**EXERCISE OBJECTIVE:** Filter the items below, copying every line that contains the string "style"; matching is case-sensitive.

▬▬▬

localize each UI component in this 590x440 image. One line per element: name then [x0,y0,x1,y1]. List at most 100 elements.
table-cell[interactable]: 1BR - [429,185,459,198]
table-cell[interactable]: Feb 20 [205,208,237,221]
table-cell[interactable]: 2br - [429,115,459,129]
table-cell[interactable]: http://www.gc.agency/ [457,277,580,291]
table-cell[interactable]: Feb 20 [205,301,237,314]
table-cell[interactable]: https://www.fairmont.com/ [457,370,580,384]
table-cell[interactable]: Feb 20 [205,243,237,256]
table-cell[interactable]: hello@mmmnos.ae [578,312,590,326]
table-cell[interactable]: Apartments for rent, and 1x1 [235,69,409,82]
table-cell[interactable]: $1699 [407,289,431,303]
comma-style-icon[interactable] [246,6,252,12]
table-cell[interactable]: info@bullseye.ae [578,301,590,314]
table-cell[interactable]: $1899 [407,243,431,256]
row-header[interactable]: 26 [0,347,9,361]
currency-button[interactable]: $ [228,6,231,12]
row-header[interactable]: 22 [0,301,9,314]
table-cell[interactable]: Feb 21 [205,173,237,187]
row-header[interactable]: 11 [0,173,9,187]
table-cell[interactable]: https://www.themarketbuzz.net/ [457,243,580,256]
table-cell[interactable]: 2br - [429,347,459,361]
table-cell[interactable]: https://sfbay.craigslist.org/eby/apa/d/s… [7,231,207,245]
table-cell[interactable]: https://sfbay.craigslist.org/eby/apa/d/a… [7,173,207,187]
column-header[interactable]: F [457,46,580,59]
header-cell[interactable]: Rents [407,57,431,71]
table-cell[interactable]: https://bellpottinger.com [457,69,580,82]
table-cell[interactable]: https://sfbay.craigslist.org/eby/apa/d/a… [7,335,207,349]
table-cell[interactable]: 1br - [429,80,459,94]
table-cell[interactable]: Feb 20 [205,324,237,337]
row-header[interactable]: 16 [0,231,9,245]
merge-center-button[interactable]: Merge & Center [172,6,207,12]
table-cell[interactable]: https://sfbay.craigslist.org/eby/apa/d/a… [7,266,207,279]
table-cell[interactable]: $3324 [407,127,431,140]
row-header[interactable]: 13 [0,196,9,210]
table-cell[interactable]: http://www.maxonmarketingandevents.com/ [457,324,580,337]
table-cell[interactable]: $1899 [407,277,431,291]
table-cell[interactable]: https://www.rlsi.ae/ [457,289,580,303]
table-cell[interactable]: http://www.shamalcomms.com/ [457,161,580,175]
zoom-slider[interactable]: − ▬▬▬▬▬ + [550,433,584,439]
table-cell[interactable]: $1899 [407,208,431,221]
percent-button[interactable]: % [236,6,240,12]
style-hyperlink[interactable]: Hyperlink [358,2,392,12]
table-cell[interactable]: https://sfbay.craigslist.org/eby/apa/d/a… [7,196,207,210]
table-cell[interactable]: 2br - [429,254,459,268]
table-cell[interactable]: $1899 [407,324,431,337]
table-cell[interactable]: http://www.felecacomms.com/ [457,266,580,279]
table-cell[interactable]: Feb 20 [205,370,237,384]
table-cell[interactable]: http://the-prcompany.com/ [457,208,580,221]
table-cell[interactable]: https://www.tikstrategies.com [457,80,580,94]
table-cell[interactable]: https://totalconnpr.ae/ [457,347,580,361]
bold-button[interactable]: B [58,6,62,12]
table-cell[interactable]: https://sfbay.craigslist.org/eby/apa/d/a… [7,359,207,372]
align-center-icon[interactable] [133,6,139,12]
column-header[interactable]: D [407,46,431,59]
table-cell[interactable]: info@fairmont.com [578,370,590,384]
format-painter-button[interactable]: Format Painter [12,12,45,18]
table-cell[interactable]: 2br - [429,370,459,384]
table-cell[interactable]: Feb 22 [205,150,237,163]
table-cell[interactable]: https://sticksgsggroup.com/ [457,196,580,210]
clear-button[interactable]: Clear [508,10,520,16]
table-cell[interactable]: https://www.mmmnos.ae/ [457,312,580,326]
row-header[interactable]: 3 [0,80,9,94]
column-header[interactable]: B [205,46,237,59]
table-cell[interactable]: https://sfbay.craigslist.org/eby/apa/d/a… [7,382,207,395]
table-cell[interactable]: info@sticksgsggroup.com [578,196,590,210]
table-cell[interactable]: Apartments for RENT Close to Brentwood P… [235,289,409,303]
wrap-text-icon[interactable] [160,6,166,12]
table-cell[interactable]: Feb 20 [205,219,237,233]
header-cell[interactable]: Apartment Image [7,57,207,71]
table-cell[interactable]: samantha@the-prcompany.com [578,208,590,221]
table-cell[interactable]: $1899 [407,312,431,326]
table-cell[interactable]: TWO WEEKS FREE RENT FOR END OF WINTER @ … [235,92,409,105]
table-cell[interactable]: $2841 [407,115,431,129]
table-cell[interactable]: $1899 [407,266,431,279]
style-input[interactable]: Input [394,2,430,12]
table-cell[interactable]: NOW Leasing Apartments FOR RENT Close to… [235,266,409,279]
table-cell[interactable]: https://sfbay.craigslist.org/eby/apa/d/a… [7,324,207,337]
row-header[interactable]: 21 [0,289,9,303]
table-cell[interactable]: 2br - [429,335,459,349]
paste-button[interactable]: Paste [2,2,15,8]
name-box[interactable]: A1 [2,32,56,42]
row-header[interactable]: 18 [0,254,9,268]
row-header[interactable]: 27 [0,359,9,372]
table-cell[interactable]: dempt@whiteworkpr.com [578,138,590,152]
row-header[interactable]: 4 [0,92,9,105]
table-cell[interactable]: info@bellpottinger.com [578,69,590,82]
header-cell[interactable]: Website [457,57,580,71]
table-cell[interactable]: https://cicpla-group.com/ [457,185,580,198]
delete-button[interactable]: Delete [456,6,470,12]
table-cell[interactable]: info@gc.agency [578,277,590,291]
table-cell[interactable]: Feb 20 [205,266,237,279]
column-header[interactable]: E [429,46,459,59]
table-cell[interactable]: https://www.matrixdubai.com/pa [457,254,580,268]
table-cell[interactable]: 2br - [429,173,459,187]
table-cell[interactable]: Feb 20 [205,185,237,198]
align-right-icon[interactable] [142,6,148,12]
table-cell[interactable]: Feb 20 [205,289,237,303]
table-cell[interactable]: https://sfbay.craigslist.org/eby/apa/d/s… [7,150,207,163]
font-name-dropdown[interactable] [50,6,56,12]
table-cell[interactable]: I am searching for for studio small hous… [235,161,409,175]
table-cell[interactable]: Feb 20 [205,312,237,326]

▬▬▬

**ANSWER FOR THIS EXERCISE:**
comma-style-icon[interactable] [246,6,252,12]
style-hyperlink[interactable]: Hyperlink [358,2,392,12]
style-input[interactable]: Input [394,2,430,12]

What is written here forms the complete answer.